According to the Gulf leafflower entry, in which state was the plant first introduced into the United States?

## [Text excerpt]
BEGIN

11. Phyllanthus fraternus G. L. Webster, Contr. Gray Herb. 176: 53. 1955.
Gulf leafflower Gulf leafflower
Phyllanthus niruri Linnaeus var. scabrellus Müller Arg., Linnaea 32: 43. 1863
Herbs, annual, monoecious, 1–4 dm; branching phyllanthoid. Stems: main stems angled, not winged, glabrous; ultimate branchlets subterete, narrowly winged, ± scabridulous. Leaves on main stems spiral, scalelike; stipules not auriculate, pale green to nearly white. Leaves on ultimate branchlets distichous, well developed; stipules not auriculate, pale green to nearly white; blade elliptic-oblong, 6–11 × 3–5 mm, base cuneate to obtuse, apex rounded, both surfaces glabrous. Inflorescences cymules or flowers solitary, unisexual, proximal with 2–3 staminate flowers, distal with 1 pistillate flower. Pedicels: staminate 0.2–0.5 mm, pistillate spreading in fruit, 1.3–2 mm. Staminate flowers: sepals 6, white to pale yellow, flat, 0.4–0.7 mm; nectary extrastaminal, 6 glands; stamens 3, filaments connate throughout. Pistillate flowers: sepals 6, green with broad white margins, flat, (1–)1.2–1.5 mm, 1-veined; nectary annular, 6–9-lobed. Capsules 2.1 mm diam., smooth. Seeds uniformly brown, 0.9–1.1 mm, longitudinally ribbed.
Flowering and fruiting year-round. Fields, roadsides, gardens, other disturbed areas; 0–30 m; introduced; Fla., Ga., La., Miss., S.C., Tex.; s Asia (India, Pakistan); introduced also in West Indies, Bermuda, w Asia, Africa, Indian Ocean Islands.
Phyllanthus fraternus, native to Pakistan and northwest India, apparently was introduced into the United States in the 1950s, first in Louisiana, and has spread mainly along the Gulf Coast.

END

## [Data extracts]
BEGIN

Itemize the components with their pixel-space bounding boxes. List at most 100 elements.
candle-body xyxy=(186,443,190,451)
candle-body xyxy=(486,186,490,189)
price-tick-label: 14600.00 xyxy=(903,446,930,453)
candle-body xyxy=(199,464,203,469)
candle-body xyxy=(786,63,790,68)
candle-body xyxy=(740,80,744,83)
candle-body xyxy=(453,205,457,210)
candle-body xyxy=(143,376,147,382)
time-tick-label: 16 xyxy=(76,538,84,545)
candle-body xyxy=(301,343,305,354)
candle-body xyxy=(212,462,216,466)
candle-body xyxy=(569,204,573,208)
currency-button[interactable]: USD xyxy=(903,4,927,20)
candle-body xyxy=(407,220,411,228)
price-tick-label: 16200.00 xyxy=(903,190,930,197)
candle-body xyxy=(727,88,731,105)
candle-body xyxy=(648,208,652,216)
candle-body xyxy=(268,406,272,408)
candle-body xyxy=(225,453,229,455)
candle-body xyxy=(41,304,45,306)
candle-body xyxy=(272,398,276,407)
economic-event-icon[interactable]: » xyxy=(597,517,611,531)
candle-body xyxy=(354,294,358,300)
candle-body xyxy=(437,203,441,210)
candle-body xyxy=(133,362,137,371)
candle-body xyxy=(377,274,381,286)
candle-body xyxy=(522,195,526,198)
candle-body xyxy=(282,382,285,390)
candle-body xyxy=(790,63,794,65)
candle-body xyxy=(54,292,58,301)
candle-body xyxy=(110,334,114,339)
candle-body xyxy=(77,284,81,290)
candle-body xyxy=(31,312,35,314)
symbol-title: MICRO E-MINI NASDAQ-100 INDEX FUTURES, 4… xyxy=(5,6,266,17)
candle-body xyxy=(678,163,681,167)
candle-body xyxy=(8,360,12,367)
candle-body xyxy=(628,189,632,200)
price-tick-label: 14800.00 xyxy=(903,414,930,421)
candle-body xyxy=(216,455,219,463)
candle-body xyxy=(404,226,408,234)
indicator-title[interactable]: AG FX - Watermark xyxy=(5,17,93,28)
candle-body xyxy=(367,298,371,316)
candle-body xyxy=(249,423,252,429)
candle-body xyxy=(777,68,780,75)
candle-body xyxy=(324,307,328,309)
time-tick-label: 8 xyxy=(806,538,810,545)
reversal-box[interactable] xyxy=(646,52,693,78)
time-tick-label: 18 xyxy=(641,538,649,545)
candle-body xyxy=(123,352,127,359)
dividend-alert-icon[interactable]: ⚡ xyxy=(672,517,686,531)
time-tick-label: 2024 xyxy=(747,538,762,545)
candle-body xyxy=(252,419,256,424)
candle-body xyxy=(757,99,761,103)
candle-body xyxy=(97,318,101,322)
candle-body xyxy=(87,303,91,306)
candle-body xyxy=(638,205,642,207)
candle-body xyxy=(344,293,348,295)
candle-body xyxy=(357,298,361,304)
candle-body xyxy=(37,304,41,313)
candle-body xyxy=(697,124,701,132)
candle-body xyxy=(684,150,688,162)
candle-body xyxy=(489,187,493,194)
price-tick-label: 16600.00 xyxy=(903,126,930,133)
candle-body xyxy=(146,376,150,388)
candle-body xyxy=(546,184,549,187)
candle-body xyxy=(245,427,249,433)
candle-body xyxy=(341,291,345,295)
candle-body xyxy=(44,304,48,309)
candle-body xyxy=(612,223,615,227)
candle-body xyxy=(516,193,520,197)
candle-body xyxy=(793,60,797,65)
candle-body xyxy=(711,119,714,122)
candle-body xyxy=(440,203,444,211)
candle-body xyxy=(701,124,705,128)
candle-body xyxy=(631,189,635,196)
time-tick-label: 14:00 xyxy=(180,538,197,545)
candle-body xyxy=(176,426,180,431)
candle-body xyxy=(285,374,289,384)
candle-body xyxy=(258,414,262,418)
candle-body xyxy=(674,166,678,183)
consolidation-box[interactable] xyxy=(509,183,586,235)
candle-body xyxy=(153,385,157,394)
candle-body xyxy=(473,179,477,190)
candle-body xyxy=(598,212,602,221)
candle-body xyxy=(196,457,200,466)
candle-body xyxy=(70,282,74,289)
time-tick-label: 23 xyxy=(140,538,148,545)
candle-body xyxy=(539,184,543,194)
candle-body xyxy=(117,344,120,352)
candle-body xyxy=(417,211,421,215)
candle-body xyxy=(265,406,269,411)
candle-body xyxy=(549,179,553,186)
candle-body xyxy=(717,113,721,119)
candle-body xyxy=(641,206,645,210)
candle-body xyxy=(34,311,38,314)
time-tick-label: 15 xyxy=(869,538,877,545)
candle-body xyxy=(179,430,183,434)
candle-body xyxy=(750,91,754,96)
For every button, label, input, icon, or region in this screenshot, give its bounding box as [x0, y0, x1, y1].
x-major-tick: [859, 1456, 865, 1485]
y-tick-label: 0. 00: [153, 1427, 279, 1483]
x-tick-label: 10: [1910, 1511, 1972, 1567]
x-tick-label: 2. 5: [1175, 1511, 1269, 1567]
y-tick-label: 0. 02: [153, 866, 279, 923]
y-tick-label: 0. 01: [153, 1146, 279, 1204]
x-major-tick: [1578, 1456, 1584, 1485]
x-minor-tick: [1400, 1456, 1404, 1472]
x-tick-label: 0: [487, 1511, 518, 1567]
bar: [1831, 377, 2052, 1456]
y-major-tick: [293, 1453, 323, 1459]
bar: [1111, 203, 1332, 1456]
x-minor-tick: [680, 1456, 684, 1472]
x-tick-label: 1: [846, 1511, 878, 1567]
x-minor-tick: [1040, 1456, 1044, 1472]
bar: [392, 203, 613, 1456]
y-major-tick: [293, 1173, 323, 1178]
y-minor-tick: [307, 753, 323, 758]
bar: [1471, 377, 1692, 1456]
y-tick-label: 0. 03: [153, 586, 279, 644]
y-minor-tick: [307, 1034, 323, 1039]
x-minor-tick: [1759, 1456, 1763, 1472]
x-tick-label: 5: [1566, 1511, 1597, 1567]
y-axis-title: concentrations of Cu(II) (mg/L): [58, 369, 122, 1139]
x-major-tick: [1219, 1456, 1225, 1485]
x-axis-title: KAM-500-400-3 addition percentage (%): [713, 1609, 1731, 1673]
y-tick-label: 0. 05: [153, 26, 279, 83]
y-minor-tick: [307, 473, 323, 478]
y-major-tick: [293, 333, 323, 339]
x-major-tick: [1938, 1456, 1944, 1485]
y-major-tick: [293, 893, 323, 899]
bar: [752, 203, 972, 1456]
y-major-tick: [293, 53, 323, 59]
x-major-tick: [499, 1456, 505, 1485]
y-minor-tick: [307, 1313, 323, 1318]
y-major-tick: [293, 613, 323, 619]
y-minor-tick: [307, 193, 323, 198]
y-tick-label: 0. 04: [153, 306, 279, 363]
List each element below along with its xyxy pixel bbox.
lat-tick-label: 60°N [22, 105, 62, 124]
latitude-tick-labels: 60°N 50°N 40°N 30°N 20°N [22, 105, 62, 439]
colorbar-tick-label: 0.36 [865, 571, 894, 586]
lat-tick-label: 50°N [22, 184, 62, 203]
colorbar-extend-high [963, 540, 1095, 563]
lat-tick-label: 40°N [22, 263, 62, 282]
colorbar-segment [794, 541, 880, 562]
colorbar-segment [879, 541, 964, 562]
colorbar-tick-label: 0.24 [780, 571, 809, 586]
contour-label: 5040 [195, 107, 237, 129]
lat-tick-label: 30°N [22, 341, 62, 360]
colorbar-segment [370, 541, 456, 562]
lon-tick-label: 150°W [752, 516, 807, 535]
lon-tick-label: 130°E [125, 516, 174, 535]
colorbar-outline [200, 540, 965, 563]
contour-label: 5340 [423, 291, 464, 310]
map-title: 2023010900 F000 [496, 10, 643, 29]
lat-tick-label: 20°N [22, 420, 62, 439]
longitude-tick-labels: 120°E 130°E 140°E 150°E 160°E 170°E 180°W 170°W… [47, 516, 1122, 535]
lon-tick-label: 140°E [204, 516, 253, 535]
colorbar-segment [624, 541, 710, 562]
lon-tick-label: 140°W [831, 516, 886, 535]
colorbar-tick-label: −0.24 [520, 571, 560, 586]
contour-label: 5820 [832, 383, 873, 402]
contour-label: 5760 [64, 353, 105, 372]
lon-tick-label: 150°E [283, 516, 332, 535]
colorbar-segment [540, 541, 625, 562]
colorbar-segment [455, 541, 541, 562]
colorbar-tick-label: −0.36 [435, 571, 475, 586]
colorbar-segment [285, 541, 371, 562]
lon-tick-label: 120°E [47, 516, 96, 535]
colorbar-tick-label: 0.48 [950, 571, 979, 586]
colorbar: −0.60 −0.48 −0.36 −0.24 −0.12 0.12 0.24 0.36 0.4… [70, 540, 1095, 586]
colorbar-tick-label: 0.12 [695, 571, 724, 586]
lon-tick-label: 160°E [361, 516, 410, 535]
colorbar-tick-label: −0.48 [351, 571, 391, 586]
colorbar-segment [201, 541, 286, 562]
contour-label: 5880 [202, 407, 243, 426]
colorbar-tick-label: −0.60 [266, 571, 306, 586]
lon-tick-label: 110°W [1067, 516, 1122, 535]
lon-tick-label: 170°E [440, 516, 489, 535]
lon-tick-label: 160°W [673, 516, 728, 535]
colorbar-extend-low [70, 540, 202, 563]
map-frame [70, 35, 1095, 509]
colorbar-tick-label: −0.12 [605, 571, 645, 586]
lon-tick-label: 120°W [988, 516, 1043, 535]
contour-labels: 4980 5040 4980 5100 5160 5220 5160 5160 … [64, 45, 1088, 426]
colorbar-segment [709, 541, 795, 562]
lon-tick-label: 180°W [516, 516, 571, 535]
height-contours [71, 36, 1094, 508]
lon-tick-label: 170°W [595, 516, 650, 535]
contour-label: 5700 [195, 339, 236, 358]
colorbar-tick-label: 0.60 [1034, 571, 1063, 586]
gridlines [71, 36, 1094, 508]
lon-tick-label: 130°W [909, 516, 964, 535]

END

## [Problem solution]
Louisiana, apparently in the 1950s.